▶ **The problem**: Find every line in the records that holds the string "title". Copy each one.

* start Data shown *

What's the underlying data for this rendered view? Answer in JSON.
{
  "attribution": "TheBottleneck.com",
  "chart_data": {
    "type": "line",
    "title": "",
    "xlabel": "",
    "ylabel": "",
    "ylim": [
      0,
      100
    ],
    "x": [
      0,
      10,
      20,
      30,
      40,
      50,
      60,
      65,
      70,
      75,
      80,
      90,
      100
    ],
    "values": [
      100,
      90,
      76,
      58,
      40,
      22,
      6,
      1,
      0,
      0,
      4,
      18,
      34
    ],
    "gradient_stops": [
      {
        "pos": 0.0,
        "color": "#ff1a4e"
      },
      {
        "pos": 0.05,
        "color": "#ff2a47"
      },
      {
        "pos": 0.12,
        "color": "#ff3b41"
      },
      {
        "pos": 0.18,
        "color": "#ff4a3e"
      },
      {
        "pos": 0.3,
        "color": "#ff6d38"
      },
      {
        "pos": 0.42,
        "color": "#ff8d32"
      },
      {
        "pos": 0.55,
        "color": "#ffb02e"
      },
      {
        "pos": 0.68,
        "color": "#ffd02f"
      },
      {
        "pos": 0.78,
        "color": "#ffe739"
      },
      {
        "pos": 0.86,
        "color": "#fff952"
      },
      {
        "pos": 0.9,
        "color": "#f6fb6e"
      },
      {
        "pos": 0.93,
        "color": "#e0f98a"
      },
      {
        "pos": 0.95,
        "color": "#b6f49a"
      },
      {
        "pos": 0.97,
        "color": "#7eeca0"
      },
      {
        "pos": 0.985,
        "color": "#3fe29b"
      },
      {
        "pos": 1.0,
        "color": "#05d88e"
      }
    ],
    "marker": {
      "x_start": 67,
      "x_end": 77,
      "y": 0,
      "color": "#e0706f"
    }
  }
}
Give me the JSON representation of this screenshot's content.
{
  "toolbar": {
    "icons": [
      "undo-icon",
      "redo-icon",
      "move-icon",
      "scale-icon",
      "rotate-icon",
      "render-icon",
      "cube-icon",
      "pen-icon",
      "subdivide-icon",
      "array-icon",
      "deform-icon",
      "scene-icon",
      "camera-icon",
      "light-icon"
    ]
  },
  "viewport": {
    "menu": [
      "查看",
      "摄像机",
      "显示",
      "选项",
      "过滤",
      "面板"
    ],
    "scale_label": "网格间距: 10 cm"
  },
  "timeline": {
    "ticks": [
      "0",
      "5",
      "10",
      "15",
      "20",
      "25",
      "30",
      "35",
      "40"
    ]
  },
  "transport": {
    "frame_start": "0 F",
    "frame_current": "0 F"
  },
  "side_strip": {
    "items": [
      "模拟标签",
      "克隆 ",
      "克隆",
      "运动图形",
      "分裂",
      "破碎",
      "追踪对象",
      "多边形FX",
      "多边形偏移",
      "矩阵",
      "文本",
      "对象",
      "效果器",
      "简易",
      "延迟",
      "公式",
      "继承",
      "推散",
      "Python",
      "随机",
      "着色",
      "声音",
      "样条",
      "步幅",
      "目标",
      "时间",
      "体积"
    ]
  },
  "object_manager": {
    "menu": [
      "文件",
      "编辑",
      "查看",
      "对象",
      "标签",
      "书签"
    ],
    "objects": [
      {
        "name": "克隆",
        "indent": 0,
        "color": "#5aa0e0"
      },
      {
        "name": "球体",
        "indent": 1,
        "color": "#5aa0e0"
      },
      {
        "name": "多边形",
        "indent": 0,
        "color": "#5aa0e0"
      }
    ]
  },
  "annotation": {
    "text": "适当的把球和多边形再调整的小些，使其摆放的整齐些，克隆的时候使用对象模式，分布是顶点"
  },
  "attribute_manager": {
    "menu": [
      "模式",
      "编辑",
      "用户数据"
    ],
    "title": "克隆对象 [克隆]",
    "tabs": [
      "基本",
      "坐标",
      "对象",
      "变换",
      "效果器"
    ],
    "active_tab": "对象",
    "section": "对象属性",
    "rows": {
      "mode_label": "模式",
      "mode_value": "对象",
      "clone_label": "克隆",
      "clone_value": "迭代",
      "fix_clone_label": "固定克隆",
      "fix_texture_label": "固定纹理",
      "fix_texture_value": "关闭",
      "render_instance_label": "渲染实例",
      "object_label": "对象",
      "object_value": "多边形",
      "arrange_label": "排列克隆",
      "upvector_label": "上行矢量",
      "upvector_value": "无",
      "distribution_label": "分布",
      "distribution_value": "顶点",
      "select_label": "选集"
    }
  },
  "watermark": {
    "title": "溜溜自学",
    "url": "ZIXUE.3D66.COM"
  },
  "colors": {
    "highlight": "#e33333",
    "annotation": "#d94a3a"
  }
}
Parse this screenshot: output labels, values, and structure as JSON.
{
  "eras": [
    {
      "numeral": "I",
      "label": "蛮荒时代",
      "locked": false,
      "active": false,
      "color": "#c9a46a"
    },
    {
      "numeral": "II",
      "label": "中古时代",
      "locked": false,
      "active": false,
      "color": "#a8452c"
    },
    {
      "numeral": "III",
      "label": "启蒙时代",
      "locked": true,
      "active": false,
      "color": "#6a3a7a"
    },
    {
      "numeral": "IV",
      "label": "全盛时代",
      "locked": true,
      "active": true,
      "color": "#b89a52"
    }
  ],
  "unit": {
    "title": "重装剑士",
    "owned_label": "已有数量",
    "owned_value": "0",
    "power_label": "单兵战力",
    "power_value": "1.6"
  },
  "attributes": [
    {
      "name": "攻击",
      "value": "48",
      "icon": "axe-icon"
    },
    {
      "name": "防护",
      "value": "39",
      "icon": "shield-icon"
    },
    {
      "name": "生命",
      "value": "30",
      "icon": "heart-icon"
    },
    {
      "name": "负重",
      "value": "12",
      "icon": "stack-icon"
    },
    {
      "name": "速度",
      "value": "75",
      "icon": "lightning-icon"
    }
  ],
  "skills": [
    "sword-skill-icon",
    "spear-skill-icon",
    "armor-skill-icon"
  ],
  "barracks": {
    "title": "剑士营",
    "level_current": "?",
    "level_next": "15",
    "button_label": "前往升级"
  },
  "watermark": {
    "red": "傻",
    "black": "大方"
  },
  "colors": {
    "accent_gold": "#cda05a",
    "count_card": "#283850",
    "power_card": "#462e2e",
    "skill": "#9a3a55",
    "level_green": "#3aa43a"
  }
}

* end Data shown *

▶ **Exercise output**:
    "title": "",
    "title": "克隆对象 [克隆]",
    "title": "溜溜自学",
    "title": "重装剑士",
    "title": "剑士营",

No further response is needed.